◆ Exercise details ◆
Your answer must contain each line of the listing in which "name" appears, copied in full.

▬▬▬▬▬▬

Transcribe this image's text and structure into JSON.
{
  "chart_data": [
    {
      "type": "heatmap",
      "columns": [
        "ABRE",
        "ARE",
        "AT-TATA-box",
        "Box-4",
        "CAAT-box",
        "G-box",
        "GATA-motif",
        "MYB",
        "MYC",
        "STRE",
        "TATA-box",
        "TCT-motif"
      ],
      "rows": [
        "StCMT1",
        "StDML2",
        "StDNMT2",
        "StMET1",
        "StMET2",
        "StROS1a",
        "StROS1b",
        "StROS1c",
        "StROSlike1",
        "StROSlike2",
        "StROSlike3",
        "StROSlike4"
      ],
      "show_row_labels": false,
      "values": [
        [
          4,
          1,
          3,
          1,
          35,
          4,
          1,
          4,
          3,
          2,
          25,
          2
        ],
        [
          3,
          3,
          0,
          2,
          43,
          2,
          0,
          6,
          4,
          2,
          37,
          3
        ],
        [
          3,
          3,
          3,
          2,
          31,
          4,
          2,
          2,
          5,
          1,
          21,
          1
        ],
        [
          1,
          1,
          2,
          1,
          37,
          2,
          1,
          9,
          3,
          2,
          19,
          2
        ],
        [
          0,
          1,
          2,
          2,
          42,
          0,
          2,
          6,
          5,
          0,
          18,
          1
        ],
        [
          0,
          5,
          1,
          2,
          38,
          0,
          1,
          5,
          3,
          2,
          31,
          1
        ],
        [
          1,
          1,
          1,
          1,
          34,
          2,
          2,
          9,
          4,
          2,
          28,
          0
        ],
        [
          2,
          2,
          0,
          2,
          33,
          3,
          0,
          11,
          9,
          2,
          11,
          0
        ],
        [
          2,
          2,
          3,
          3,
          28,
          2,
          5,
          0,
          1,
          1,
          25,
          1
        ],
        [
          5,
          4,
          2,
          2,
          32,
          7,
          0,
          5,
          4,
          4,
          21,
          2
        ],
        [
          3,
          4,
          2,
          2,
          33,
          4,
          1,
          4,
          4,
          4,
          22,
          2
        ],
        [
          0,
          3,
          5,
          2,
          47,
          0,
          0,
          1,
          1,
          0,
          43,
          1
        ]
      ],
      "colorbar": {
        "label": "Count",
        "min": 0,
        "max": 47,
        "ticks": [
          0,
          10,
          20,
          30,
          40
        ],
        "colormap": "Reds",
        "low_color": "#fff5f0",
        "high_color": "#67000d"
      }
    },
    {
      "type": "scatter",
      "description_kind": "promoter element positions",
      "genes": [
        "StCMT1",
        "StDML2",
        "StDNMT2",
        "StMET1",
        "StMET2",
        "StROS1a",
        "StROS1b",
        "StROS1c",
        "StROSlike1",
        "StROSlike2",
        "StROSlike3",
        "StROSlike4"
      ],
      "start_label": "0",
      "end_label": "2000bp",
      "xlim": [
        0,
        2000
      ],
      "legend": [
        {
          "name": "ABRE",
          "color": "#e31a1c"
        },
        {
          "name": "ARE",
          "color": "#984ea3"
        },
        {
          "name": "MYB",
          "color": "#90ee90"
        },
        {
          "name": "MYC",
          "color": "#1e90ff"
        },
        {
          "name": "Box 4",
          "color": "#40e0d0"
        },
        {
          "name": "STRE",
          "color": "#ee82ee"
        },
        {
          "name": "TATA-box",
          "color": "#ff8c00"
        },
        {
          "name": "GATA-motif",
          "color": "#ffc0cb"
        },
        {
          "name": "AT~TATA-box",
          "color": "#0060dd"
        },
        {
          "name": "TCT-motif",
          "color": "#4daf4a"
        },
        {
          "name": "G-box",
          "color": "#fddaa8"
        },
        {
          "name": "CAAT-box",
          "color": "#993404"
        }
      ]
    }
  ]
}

▬▬▬▬▬▬

◆ Problem solution ◆
          "name": "ABRE",
          "name": "ARE",
          "name": "MYB",
          "name": "MYC",
          "name": "Box 4",
          "name": "STRE",
          "name": "TATA-box",
          "name": "GATA-motif",
          "name": "AT~TATA-box",
          "name": "TCT-motif",
          "name": "G-box",
          "name": "CAAT-box",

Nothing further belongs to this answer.